-- START Input rows --

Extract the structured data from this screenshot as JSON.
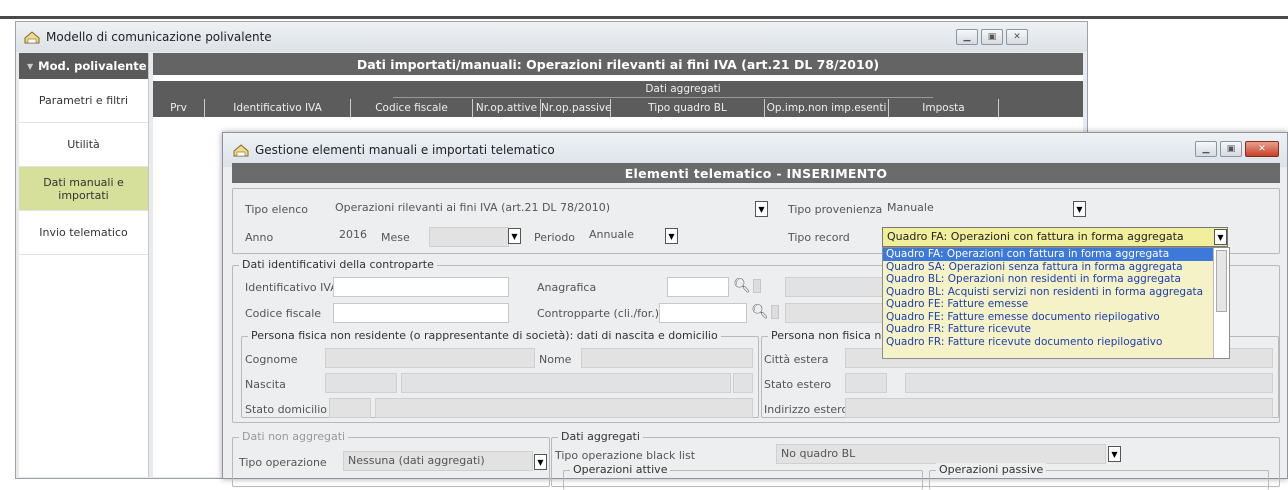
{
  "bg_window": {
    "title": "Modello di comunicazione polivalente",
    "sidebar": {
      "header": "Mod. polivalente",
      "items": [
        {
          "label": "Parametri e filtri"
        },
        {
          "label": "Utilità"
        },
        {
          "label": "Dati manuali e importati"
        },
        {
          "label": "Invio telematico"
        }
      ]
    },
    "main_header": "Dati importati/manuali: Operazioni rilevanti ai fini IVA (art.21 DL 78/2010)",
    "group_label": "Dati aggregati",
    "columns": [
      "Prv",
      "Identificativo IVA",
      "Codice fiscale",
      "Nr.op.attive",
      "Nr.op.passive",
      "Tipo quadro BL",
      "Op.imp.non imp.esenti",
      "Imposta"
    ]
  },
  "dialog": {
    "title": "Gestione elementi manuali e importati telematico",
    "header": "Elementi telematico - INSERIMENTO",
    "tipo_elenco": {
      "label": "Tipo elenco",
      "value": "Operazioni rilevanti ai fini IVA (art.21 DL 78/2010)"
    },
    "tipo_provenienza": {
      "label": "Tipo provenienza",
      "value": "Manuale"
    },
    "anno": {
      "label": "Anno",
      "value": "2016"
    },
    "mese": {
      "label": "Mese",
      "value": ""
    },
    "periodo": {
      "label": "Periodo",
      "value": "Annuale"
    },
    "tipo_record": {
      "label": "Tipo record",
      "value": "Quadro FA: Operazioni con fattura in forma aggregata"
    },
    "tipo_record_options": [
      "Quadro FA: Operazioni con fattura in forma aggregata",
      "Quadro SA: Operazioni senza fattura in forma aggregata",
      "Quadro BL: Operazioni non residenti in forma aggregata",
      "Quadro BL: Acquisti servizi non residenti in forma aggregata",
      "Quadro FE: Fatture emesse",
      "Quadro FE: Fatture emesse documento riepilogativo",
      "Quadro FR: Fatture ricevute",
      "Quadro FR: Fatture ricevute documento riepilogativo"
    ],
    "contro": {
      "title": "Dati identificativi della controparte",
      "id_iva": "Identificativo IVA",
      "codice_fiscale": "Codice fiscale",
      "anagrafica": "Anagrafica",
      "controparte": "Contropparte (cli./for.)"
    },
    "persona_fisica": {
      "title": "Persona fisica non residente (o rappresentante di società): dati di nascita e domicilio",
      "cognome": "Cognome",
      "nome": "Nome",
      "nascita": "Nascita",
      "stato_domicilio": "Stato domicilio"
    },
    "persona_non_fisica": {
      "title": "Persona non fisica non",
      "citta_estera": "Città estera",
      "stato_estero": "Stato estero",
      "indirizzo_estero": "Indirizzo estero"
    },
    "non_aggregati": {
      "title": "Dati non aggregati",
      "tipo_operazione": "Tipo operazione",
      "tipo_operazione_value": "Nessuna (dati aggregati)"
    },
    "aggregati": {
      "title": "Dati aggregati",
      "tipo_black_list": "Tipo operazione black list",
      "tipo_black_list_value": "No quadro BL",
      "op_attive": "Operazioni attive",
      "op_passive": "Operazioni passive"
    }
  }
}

-- END Input rows --
-- START Input rows --

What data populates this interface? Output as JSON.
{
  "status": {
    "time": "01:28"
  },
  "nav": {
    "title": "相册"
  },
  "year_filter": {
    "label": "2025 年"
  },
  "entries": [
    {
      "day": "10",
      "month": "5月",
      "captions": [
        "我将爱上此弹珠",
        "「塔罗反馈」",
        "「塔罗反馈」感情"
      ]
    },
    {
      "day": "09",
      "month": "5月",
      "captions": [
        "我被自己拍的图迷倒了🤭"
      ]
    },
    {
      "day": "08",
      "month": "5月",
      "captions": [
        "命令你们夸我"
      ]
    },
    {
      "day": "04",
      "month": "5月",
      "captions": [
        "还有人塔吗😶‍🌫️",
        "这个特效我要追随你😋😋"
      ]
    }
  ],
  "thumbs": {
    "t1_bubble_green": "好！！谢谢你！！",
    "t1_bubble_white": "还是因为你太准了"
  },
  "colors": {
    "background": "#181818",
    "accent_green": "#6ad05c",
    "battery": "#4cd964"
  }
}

-- END Input rows --

What to do: Provide only the number of lines in the records containing the string "aggregata".

The response: 5